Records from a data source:

----

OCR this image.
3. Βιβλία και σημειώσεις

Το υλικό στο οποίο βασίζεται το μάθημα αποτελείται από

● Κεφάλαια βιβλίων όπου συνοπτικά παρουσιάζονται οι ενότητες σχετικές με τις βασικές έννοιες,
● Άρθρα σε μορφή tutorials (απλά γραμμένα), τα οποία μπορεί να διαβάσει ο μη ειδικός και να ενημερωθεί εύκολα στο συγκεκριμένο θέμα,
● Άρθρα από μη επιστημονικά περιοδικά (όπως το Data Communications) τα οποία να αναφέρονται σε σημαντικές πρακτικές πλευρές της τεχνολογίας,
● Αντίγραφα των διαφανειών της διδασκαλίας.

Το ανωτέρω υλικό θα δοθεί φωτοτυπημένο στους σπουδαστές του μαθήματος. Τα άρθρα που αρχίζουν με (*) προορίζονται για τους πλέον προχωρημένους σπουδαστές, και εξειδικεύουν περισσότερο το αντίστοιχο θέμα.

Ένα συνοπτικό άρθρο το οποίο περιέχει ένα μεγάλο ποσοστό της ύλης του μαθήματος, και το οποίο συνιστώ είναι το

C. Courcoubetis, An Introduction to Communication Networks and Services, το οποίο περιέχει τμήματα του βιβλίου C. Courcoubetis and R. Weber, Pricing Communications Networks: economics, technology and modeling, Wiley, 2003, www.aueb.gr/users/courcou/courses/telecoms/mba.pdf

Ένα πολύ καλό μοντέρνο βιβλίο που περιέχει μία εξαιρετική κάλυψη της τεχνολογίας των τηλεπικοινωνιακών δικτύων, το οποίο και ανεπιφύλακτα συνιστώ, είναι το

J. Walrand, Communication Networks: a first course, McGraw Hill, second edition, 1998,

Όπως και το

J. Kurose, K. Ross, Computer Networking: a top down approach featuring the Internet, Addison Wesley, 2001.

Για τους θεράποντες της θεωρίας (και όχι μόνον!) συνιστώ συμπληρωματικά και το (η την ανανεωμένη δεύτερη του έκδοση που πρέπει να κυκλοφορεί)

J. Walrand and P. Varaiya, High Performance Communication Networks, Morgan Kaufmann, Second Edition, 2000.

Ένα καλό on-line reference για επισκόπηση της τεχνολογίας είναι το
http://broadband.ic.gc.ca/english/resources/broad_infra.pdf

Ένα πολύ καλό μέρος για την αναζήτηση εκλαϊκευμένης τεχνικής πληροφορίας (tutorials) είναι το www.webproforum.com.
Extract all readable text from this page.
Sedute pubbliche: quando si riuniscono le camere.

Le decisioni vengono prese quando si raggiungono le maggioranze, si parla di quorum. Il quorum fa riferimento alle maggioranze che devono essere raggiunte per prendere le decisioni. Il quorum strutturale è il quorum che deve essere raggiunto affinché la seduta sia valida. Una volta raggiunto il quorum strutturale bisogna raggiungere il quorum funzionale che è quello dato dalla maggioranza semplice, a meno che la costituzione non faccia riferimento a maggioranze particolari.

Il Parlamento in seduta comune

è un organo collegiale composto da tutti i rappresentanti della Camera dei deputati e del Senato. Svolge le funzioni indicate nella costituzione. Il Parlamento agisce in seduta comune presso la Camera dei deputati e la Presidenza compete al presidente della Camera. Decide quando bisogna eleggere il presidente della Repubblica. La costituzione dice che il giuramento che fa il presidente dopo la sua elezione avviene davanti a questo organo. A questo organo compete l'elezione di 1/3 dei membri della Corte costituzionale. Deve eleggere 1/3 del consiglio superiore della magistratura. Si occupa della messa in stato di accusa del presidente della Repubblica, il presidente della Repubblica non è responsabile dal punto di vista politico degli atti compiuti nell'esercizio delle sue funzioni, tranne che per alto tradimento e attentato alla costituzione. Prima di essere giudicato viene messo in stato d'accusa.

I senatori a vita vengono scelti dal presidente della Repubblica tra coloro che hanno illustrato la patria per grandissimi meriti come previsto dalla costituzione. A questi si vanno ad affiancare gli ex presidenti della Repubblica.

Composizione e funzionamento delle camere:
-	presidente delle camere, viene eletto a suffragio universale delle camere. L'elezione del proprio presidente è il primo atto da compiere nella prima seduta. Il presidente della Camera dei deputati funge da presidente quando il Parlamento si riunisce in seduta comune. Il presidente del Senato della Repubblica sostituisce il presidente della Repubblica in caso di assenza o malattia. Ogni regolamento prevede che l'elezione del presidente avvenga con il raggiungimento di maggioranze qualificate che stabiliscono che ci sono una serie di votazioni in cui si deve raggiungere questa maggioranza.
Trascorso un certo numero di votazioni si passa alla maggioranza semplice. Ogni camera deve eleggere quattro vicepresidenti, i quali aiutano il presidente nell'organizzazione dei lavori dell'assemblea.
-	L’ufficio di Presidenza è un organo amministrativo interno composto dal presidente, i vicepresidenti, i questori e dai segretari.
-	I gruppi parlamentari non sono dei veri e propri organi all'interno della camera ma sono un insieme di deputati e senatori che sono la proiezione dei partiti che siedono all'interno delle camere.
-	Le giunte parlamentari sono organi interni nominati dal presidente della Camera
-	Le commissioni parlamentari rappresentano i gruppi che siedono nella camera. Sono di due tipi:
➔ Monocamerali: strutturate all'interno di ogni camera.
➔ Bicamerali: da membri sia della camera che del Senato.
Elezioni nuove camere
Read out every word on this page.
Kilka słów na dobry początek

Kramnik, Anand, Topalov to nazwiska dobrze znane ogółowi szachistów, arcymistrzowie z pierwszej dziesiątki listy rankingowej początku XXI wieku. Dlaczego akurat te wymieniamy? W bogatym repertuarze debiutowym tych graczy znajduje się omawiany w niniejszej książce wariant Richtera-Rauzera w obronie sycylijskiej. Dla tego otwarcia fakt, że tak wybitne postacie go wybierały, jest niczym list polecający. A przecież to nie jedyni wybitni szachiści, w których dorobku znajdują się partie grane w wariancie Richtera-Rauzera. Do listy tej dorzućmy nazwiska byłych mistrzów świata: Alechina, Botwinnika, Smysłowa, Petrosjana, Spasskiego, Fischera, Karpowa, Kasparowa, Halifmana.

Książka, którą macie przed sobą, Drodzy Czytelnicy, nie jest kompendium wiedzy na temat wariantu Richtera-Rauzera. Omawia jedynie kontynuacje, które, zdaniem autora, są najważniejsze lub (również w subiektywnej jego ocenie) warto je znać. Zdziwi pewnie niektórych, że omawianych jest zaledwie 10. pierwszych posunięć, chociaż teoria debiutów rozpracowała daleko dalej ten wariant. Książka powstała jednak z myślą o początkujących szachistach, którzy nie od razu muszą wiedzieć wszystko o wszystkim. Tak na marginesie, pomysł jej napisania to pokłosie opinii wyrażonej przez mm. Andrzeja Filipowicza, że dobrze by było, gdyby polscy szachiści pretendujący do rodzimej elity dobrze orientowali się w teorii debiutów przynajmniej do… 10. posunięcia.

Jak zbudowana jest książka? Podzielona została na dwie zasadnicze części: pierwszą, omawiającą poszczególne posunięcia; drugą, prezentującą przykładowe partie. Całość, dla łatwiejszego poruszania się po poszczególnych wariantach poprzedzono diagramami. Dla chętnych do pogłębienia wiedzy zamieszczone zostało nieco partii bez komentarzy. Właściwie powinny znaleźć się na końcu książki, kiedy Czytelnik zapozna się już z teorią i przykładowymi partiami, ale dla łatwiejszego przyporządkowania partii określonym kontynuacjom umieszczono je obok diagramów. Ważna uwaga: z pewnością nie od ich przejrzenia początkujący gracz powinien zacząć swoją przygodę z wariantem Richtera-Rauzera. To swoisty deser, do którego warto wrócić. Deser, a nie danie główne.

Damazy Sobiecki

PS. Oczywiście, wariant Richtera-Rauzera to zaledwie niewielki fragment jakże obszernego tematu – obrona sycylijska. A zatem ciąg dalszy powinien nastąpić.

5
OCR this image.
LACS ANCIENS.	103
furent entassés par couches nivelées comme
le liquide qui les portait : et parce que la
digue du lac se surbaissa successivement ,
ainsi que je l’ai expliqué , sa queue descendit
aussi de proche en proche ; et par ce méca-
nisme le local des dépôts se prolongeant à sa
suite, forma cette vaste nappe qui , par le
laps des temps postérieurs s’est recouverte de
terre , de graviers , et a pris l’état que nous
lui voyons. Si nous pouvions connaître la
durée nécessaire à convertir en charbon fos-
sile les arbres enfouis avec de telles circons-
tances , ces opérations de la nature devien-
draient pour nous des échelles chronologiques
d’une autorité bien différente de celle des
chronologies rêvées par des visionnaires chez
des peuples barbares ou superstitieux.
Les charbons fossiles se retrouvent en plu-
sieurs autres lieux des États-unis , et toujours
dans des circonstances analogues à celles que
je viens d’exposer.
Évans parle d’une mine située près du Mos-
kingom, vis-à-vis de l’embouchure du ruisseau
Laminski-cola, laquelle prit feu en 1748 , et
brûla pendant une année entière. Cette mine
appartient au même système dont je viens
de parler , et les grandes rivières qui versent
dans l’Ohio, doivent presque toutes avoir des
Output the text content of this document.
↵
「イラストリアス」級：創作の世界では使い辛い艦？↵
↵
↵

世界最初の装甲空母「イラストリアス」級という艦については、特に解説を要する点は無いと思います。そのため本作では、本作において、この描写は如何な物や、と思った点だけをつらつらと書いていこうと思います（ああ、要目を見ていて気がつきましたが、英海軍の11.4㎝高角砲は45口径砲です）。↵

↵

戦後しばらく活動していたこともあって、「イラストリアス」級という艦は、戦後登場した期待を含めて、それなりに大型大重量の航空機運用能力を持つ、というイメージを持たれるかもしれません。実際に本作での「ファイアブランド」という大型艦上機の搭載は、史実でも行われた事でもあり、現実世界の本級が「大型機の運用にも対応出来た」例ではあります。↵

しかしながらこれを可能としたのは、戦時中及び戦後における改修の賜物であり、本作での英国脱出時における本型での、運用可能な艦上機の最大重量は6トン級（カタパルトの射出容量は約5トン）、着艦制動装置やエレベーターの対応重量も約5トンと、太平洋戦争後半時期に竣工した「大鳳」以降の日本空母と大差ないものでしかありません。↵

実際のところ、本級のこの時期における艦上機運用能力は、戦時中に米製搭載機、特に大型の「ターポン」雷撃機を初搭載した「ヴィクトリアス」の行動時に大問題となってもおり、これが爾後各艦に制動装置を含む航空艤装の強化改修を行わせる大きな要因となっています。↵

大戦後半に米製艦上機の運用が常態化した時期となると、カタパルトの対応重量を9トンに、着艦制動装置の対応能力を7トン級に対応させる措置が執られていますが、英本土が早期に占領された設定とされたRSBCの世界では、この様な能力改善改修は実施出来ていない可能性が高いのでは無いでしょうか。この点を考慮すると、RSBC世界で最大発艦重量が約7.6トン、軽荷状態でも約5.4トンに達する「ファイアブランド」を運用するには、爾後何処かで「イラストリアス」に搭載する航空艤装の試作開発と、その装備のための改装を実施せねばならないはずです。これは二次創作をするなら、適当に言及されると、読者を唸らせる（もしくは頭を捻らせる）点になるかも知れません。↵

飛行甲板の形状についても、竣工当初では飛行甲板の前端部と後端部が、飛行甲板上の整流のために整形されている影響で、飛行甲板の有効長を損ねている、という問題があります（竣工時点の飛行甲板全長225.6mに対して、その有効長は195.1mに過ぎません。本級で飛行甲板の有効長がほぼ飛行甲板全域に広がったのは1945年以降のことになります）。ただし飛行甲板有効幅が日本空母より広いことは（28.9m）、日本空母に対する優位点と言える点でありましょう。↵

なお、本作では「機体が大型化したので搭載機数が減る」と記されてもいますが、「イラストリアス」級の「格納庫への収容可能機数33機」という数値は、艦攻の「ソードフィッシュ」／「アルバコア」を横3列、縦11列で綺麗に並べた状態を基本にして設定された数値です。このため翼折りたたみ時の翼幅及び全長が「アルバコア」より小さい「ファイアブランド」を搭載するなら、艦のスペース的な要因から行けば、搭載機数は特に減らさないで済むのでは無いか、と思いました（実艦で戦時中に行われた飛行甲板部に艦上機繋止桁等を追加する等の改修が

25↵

----

§ THE EXERCISE: All lines from the one with "Output the text content of this document." through the final line above are to be quoted exactly; quote no other line.

§ ANSWER:
Output the text content of this document.
↵
「イラストリアス」級：創作の世界では使い辛い艦？↵
↵
↵

世界最初の装甲空母「イラストリアス」級という艦については、特に解説を要する点は無いと思います。そのため本作では、本作において、この描写は如何な物や、と思った点だけをつらつらと書いていこうと思います（ああ、要目を見ていて気がつきましたが、英海軍の11.4㎝高角砲は45口径砲です）。↵

↵

戦後しばらく活動していたこともあって、「イラストリアス」級という艦は、戦後登場した期待を含めて、それなりに大型大重量の航空機運用能力を持つ、というイメージを持たれるかもしれません。実際に本作での「ファイアブランド」という大型艦上機の搭載は、史実でも行われた事でもあり、現実世界の本級が「大型機の運用にも対応出来た」例ではあります。↵

しかしながらこれを可能としたのは、戦時中及び戦後における改修の賜物であり、本作での英国脱出時における本型での、運用可能な艦上機の最大重量は6トン級（カタパルトの射出容量は約5トン）、着艦制動装置やエレベーターの対応重量も約5トンと、太平洋戦争後半時期に竣工した「大鳳」以降の日本空母と大差ないものでしかありません。↵

実際のところ、本級のこの時期における艦上機運用能力は、戦時中に米製搭載機、特に大型の「ターポン」雷撃機を初搭載した「ヴィクトリアス」の行動時に大問題となってもおり、これが爾後各艦に制動装置を含む航空艤装の強化改修を行わせる大きな要因となっています。↵

大戦後半に米製艦上機の運用が常態化した時期となると、カタパルトの対応重量を9トンに、着艦制動装置の対応能力を7トン級に対応させる措置が執られていますが、英本土が早期に占領された設定とされたRSBCの世界では、この様な能力改善改修は実施出来ていない可能性が高いのでは無いでしょうか。この点を考慮すると、RSBC世界で最大発艦重量が約7.6トン、軽荷状態でも約5.4トンに達する「ファイアブランド」を運用するには、爾後何処かで「イラストリアス」に搭載する航空艤装の試作開発と、その装備のための改装を実施せねばならないはずです。これは二次創作をするなら、適当に言及されると、読者を唸らせる（もしくは頭を捻らせる）点になるかも知れません。↵

飛行甲板の形状についても、竣工当初では飛行甲板の前端部と後端部が、飛行甲板上の整流のために整形されている影響で、飛行甲板の有効長を損ねている、という問題があります（竣工時点の飛行甲板全長225.6mに対して、その有効長は195.1mに過ぎません。本級で飛行甲板の有効長がほぼ飛行甲板全域に広がったのは1945年以降のことになります）。ただし飛行甲板有効幅が日本空母より広いことは（28.9m）、日本空母に対する優位点と言える点でありましょう。↵

なお、本作では「機体が大型化したので搭載機数が減る」と記されてもいますが、「イラストリアス」級の「格納庫への収容可能機数33機」という数値は、艦攻の「ソードフィッシュ」／「アルバコア」を横3列、縦11列で綺麗に並べた状態を基本にして設定された数値です。このため翼折りたたみ時の翼幅及び全長が「アルバコア」より小さい「ファイアブランド」を搭載するなら、艦のスペース的な要因から行けば、搭載機数は特に減らさないで済むのでは無いか、と思いました（実艦で戦時中に行われた飛行甲板部に艦上機繋止桁等を追加する等の改修が

25↵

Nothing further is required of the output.